>>

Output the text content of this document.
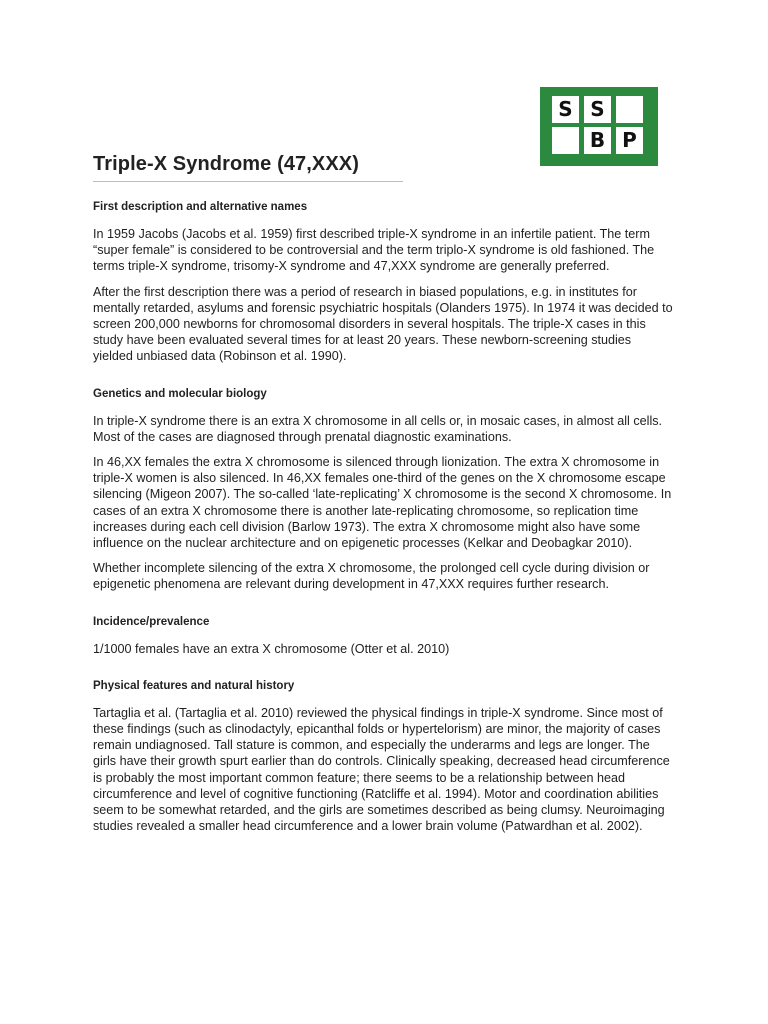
S S
B P
Triple-X Syndrome (47,XXX)
First description and alternative names

In 1959 Jacobs (Jacobs et al. 1959) first described triple-X syndrome in an infertile patient. The term “super female” is considered to be controversial and the term triplo-X syndrome is old fashioned. The terms triple-X syndrome, trisomy-X syndrome and 47,XXX syndrome are generally preferred.

After the first description there was a period of research in biased populations, e.g. in institutes for mentally retarded, asylums and forensic psychiatric hospitals (Olanders 1975). In 1974 it was decided to screen 200,000 newborns for chromosomal disorders in several hospitals. The triple-X cases in this study have been evaluated several times for at least 20 years. These newborn-screening studies yielded unbiased data (Robinson et al. 1990).

Genetics and molecular biology

In triple-X syndrome there is an extra X chromosome in all cells or, in mosaic cases, in almost all cells. Most of the cases are diagnosed through prenatal diagnostic examinations.

In 46,XX females the extra X chromosome is silenced through lionization. The extra X chromosome in triple-X women is also silenced. In 46,XX females one-third of the genes on the X chromosome escape silencing (Migeon 2007). The so-called ‘late-replicating’ X chromosome is the second X chromosome. In cases of an extra X chromosome there is another late-replicating chromosome, so replication time increases during each cell division (Barlow 1973). The extra X chromosome might also have some influence on the nuclear architecture and on epigenetic processes (Kelkar and Deobagkar 2010).

Whether incomplete silencing of the extra X chromosome, the prolonged cell cycle during division or epigenetic phenomena are relevant during development in 47,XXX requires further research.

Incidence/prevalence

1/1000 females have an extra X chromosome (Otter et al. 2010)

Physical features and natural history

Tartaglia et al. (Tartaglia et al. 2010) reviewed the physical findings in triple-X syndrome. Since most of these findings (such as clinodactyly, epicanthal folds or hypertelorism) are minor, the majority of cases remain undiagnosed. Tall stature is common, and especially the underarms and legs are longer. The girls have their growth spurt earlier than do controls. Clinically speaking, decreased head circumference is probably the most important common feature; there seems to be a relationship between head circumference and level of cognitive functioning (Ratcliffe et al. 1994). Motor and coordination abilities seem to be somewhat retarded, and the girls are sometimes described as being clumsy. Neuroimaging studies revealed a smaller head circumference and a lower brain volume (Patwardhan et al. 2002).
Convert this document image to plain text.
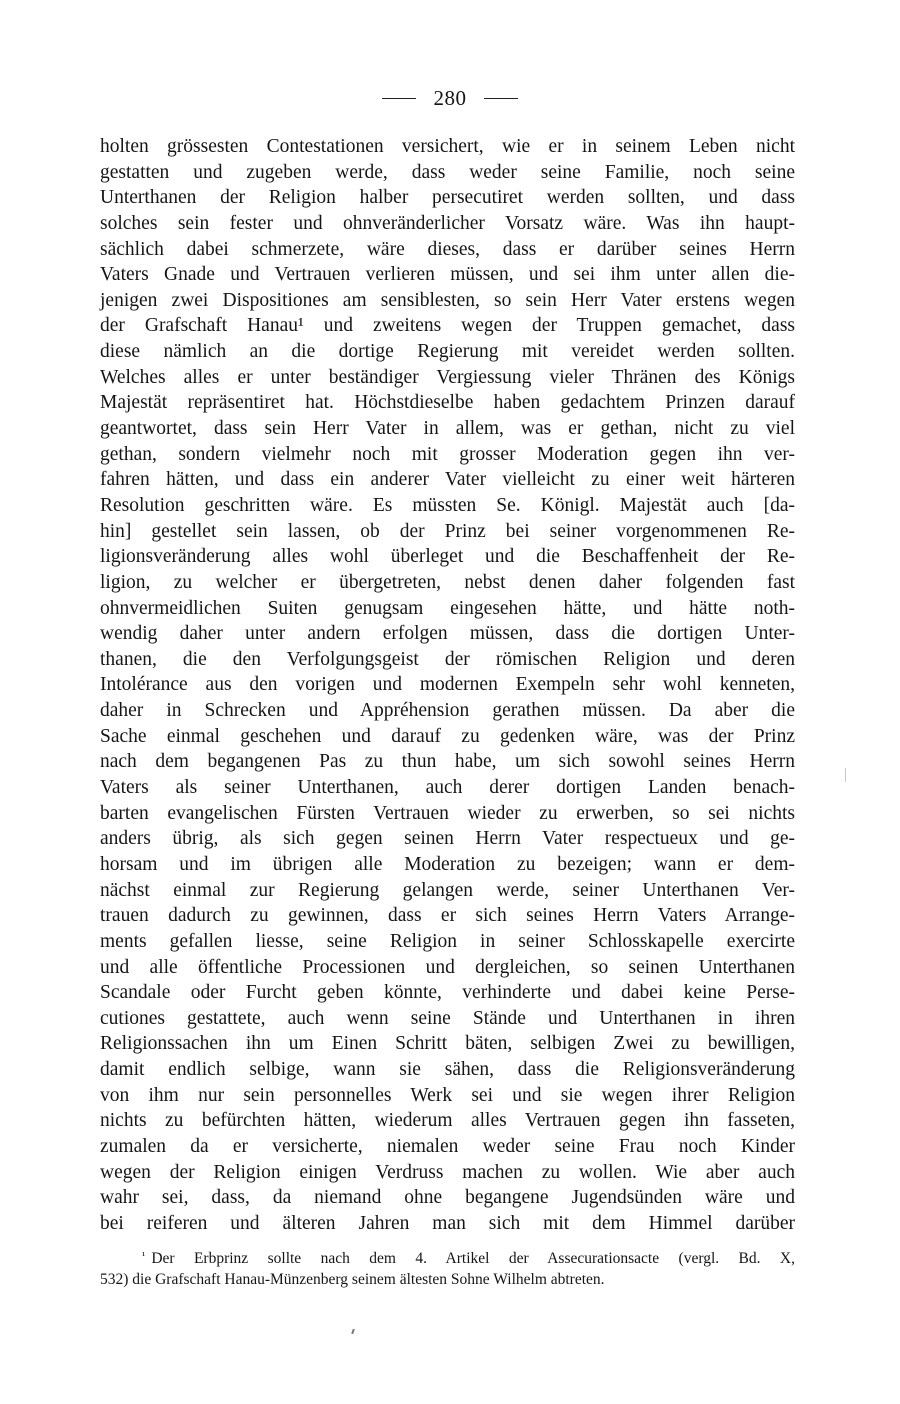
280
holten grössesten Contestationen versichert, wie er in seinem Leben nicht
gestatten und zugeben werde, dass weder seine Familie, noch seine
Unterthanen der Religion halber persecutiret werden sollten, und dass
solches sein fester und ohnveränderlicher Vorsatz wäre. Was ihn haupt-
sächlich dabei schmerzete, wäre dieses, dass er darüber seines Herrn
Vaters Gnade und Vertrauen verlieren müssen, und sei ihm unter allen die-
jenigen zwei Dispositiones am sensiblesten, so sein Herr Vater erstens wegen
der Grafschaft Hanau¹ und zweitens wegen der Truppen gemachet, dass
diese nämlich an die dortige Regierung mit vereidet werden sollten.
Welches alles er unter beständiger Vergiessung vieler Thränen des Königs
Majestät repräsentiret hat. Höchstdieselbe haben gedachtem Prinzen darauf
geantwortet, dass sein Herr Vater in allem, was er gethan, nicht zu viel
gethan, sondern vielmehr noch mit grosser Moderation gegen ihn ver-
fahren hätten, und dass ein anderer Vater vielleicht zu einer weit härteren
Resolution geschritten wäre. Es müssten Se. Königl. Majestät auch [da-
hin] gestellet sein lassen, ob der Prinz bei seiner vorgenommenen Re-
ligionsveränderung alles wohl überleget und die Beschaffenheit der Re-
ligion, zu welcher er übergetreten, nebst denen daher folgenden fast
ohnvermeidlichen Suiten genugsam eingesehen hätte, und hätte noth-
wendig daher unter andern erfolgen müssen, dass die dortigen Unter-
thanen, die den Verfolgungsgeist der römischen Religion und deren
Intolérance aus den vorigen und modernen Exempeln sehr wohl kenneten,
daher in Schrecken und Appréhension gerathen müssen. Da aber die
Sache einmal geschehen und darauf zu gedenken wäre, was der Prinz
nach dem begangenen Pas zu thun habe, um sich sowohl seines Herrn
Vaters als seiner Unterthanen, auch derer dortigen Landen benach-
barten evangelischen Fürsten Vertrauen wieder zu erwerben, so sei nichts
anders übrig, als sich gegen seinen Herrn Vater respectueux und ge-
horsam und im übrigen alle Moderation zu bezeigen; wann er dem-
nächst einmal zur Regierung gelangen werde, seiner Unterthanen Ver-
trauen dadurch zu gewinnen, dass er sich seines Herrn Vaters Arrange-
ments gefallen liesse, seine Religion in seiner Schlosskapelle exercirte
und alle öffentliche Processionen und dergleichen, so seinen Unterthanen
Scandale oder Furcht geben könnte, verhinderte und dabei keine Perse-
cutiones gestattete, auch wenn seine Stände und Unterthanen in ihren
Religionssachen ihn um Einen Schritt bäten, selbigen Zwei zu bewilligen,
damit endlich selbige, wann sie sähen, dass die Religionsveränderung
von ihm nur sein personnelles Werk sei und sie wegen ihrer Religion
nichts zu befürchten hätten, wiederum alles Vertrauen gegen ihn fasseten,
zumalen da er versicherte, niemalen weder seine Frau noch Kinder
wegen der Religion einigen Verdruss machen zu wollen. Wie aber auch
wahr sei, dass, da niemand ohne begangene Jugendsünden wäre und
bei reiferen und älteren Jahren man sich mit dem Himmel darüber
$^{^1}$ Der Erbprinz sollte nach dem 4. Artikel der Assecurationsacte (vergl. Bd. X,
532) die Grafschaft Hanau-Münzenberg seinem ältesten Sohne Wilhelm abtreten.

<<

Transcribe each line of the material above verbatim, but do not include the images.

WORKED SOLUTION.
Output the text content of this document.
S S
B P
Triple-X Syndrome (47,XXX)
First description and alternative names

In 1959 Jacobs (Jacobs et al. 1959) first described triple-X syndrome in an infertile patient. The term “super female” is considered to be controversial and the term triplo-X syndrome is old fashioned. The terms triple-X syndrome, trisomy-X syndrome and 47,XXX syndrome are generally preferred.

After the first description there was a period of research in biased populations, e.g. in institutes for mentally retarded, asylums and forensic psychiatric hospitals (Olanders 1975). In 1974 it was decided to screen 200,000 newborns for chromosomal disorders in several hospitals. The triple-X cases in this study have been evaluated several times for at least 20 years. These newborn-screening studies yielded unbiased data (Robinson et al. 1990).

Genetics and molecular biology

In triple-X syndrome there is an extra X chromosome in all cells or, in mosaic cases, in almost all cells. Most of the cases are diagnosed through prenatal diagnostic examinations.

In 46,XX females the extra X chromosome is silenced through lionization. The extra X chromosome in triple-X women is also silenced. In 46,XX females one-third of the genes on the X chromosome escape silencing (Migeon 2007). The so-called ‘late-replicating’ X chromosome is the second X chromosome. In cases of an extra X chromosome there is another late-replicating chromosome, so replication time increases during each cell division (Barlow 1973). The extra X chromosome might also have some influence on the nuclear architecture and on epigenetic processes (Kelkar and Deobagkar 2010).

Whether incomplete silencing of the extra X chromosome, the prolonged cell cycle during division or epigenetic phenomena are relevant during development in 47,XXX requires further research.

Incidence/prevalence

1/1000 females have an extra X chromosome (Otter et al. 2010)

Physical features and natural history

Tartaglia et al. (Tartaglia et al. 2010) reviewed the physical findings in triple-X syndrome. Since most of these findings (such as clinodactyly, epicanthal folds or hypertelorism) are minor, the majority of cases remain undiagnosed. Tall stature is common, and especially the underarms and legs are longer. The girls have their growth spurt earlier than do controls. Clinically speaking, decreased head circumference is probably the most important common feature; there seems to be a relationship between head circumference and level of cognitive functioning (Ratcliffe et al. 1994). Motor and coordination abilities seem to be somewhat retarded, and the girls are sometimes described as being clumsy. Neuroimaging studies revealed a smaller head circumference and a lower brain volume (Patwardhan et al. 2002).
Convert this document image to plain text.
280
holten grössesten Contestationen versichert, wie er in seinem Leben nicht
gestatten und zugeben werde, dass weder seine Familie, noch seine
Unterthanen der Religion halber persecutiret werden sollten, und dass
solches sein fester und ohnveränderlicher Vorsatz wäre. Was ihn haupt-
sächlich dabei schmerzete, wäre dieses, dass er darüber seines Herrn
Vaters Gnade und Vertrauen verlieren müssen, und sei ihm unter allen die-
jenigen zwei Dispositiones am sensiblesten, so sein Herr Vater erstens wegen
der Grafschaft Hanau¹ und zweitens wegen der Truppen gemachet, dass
diese nämlich an die dortige Regierung mit vereidet werden sollten.
Welches alles er unter beständiger Vergiessung vieler Thränen des Königs
Majestät repräsentiret hat. Höchstdieselbe haben gedachtem Prinzen darauf
geantwortet, dass sein Herr Vater in allem, was er gethan, nicht zu viel
gethan, sondern vielmehr noch mit grosser Moderation gegen ihn ver-
fahren hätten, und dass ein anderer Vater vielleicht zu einer weit härteren
Resolution geschritten wäre. Es müssten Se. Königl. Majestät auch [da-
hin] gestellet sein lassen, ob der Prinz bei seiner vorgenommenen Re-
ligionsveränderung alles wohl überleget und die Beschaffenheit der Re-
ligion, zu welcher er übergetreten, nebst denen daher folgenden fast
ohnvermeidlichen Suiten genugsam eingesehen hätte, und hätte noth-
wendig daher unter andern erfolgen müssen, dass die dortigen Unter-
thanen, die den Verfolgungsgeist der römischen Religion und deren
Intolérance aus den vorigen und modernen Exempeln sehr wohl kenneten,
daher in Schrecken und Appréhension gerathen müssen. Da aber die
Sache einmal geschehen und darauf zu gedenken wäre, was der Prinz
nach dem begangenen Pas zu thun habe, um sich sowohl seines Herrn
Vaters als seiner Unterthanen, auch derer dortigen Landen benach-
barten evangelischen Fürsten Vertrauen wieder zu erwerben, so sei nichts
anders übrig, als sich gegen seinen Herrn Vater respectueux und ge-
horsam und im übrigen alle Moderation zu bezeigen; wann er dem-
nächst einmal zur Regierung gelangen werde, seiner Unterthanen Ver-
trauen dadurch zu gewinnen, dass er sich seines Herrn Vaters Arrange-
ments gefallen liesse, seine Religion in seiner Schlosskapelle exercirte
und alle öffentliche Processionen und dergleichen, so seinen Unterthanen
Scandale oder Furcht geben könnte, verhinderte und dabei keine Perse-
cutiones gestattete, auch wenn seine Stände und Unterthanen in ihren
Religionssachen ihn um Einen Schritt bäten, selbigen Zwei zu bewilligen,
damit endlich selbige, wann sie sähen, dass die Religionsveränderung
von ihm nur sein personnelles Werk sei und sie wegen ihrer Religion
nichts zu befürchten hätten, wiederum alles Vertrauen gegen ihn fasseten,
zumalen da er versicherte, niemalen weder seine Frau noch Kinder
wegen der Religion einigen Verdruss machen zu wollen. Wie aber auch
wahr sei, dass, da niemand ohne begangene Jugendsünden wäre und
bei reiferen und älteren Jahren man sich mit dem Himmel darüber
$^{^1}$ Der Erbprinz sollte nach dem 4. Artikel der Assecurationsacte (vergl. Bd. X,
532) die Grafschaft Hanau-Münzenberg seinem ältesten Sohne Wilhelm abtreten.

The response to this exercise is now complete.